[START OF Data shown]
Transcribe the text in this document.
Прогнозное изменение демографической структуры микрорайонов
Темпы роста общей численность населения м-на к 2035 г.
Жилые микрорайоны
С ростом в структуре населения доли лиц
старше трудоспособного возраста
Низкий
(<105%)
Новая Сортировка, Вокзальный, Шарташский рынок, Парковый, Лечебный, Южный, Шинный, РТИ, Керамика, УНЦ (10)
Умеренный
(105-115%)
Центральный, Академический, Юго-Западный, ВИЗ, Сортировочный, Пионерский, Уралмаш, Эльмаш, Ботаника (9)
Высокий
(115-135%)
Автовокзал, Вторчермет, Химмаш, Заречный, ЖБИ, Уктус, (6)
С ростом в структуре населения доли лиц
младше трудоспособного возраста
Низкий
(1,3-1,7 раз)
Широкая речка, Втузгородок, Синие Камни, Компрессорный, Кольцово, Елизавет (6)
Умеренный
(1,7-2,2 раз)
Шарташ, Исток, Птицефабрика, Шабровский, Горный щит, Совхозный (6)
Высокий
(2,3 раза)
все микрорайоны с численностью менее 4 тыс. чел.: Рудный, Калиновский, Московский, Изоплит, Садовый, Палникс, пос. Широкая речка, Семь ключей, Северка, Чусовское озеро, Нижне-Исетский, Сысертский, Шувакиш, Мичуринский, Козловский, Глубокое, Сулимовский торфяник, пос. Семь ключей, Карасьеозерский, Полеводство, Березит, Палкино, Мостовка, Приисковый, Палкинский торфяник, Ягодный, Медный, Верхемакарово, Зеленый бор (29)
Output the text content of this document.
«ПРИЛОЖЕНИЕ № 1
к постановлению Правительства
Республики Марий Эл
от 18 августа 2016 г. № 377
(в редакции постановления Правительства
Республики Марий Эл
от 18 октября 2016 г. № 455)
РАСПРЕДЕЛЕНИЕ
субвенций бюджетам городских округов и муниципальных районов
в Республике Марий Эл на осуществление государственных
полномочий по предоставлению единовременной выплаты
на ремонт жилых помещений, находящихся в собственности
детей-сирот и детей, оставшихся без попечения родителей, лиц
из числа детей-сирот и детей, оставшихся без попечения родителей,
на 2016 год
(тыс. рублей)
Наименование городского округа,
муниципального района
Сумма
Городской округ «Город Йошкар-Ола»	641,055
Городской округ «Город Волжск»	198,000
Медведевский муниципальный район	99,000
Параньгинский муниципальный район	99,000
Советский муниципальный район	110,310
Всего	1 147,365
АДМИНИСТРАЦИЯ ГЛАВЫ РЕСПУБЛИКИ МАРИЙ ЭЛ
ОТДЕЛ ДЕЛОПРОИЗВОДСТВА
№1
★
[END OF Data shown]
The exercise:
Pull every line containing the word "Широкая" out of the material.

Completed exercise:
Широкая речка, Втузгородок, Синие Камни, Компрессорный, Кольцово, Елизавет (6)
все микрорайоны с численностью менее 4 тыс. чел.: Рудный, Калиновский, Московский, Изоплит, Садовый, Палникс, пос. Широкая речка, Семь ключей, Северка, Чусовское озеро, Нижне-Исетский, Сысертский, Шувакиш, Мичуринский, Козловский, Глубокое, Сулимовский торфяник, пос. Семь ключей, Карасьеозерский, Полеводство, Березит, Палкино, Мостовка, Приисковый, Палкинский торфяник, Ягодный, Медный, Верхемакарово, Зеленый бор (29)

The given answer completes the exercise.